(Your task)
Give the material again in full, matching it exactly.

**** Provided entries ****

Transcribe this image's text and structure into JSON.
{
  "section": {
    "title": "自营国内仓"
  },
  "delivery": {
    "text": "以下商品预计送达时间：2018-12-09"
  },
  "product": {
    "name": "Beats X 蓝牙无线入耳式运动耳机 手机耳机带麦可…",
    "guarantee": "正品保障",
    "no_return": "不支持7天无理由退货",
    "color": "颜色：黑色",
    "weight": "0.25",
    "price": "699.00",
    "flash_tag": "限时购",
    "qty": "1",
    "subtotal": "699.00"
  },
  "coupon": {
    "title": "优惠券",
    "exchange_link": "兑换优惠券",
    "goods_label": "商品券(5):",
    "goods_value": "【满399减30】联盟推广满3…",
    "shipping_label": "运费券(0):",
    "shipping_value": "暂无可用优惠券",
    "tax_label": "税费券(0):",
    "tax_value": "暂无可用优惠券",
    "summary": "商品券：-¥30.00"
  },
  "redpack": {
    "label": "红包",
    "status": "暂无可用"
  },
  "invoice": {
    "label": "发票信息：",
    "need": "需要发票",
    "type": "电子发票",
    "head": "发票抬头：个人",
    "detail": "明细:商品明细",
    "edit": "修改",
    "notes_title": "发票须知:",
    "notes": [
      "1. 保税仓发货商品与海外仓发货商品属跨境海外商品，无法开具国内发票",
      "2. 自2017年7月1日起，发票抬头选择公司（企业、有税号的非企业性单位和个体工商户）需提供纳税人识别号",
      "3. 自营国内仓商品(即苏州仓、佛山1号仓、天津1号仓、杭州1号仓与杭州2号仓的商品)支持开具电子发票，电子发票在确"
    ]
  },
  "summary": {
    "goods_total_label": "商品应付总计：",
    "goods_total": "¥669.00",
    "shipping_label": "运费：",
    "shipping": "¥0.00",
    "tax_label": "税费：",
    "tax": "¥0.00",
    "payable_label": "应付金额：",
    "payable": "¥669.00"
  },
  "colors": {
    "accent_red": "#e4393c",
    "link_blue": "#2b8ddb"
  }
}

****

(Answer for this exercise)
Transcribe this image's text and structure into JSON.
{
  "section": {
    "title": "自营国内仓"
  },
  "delivery": {
    "text": "以下商品预计送达时间：2018-12-09"
  },
  "product": {
    "name": "Beats X 蓝牙无线入耳式运动耳机 手机耳机带麦可…",
    "guarantee": "正品保障",
    "no_return": "不支持7天无理由退货",
    "color": "颜色：黑色",
    "weight": "0.25",
    "price": "699.00",
    "flash_tag": "限时购",
    "qty": "1",
    "subtotal": "699.00"
  },
  "coupon": {
    "title": "优惠券",
    "exchange_link": "兑换优惠券",
    "goods_label": "商品券(5):",
    "goods_value": "【满399减30】联盟推广满3…",
    "shipping_label": "运费券(0):",
    "shipping_value": "暂无可用优惠券",
    "tax_label": "税费券(0):",
    "tax_value": "暂无可用优惠券",
    "summary": "商品券：-¥30.00"
  },
  "redpack": {
    "label": "红包",
    "status": "暂无可用"
  },
  "invoice": {
    "label": "发票信息：",
    "need": "需要发票",
    "type": "电子发票",
    "head": "发票抬头：个人",
    "detail": "明细:商品明细",
    "edit": "修改",
    "notes_title": "发票须知:",
    "notes": [
      "1. 保税仓发货商品与海外仓发货商品属跨境海外商品，无法开具国内发票",
      "2. 自2017年7月1日起，发票抬头选择公司（企业、有税号的非企业性单位和个体工商户）需提供纳税人识别号",
      "3. 自营国内仓商品(即苏州仓、佛山1号仓、天津1号仓、杭州1号仓与杭州2号仓的商品)支持开具电子发票，电子发票在确"
    ]
  },
  "summary": {
    "goods_total_label": "商品应付总计：",
    "goods_total": "¥669.00",
    "shipping_label": "运费：",
    "shipping": "¥0.00",
    "tax_label": "税费：",
    "tax": "¥0.00",
    "payable_label": "应付金额：",
    "payable": "¥669.00"
  },
  "colors": {
    "accent_red": "#e4393c",
    "link_blue": "#2b8ddb"
  }
}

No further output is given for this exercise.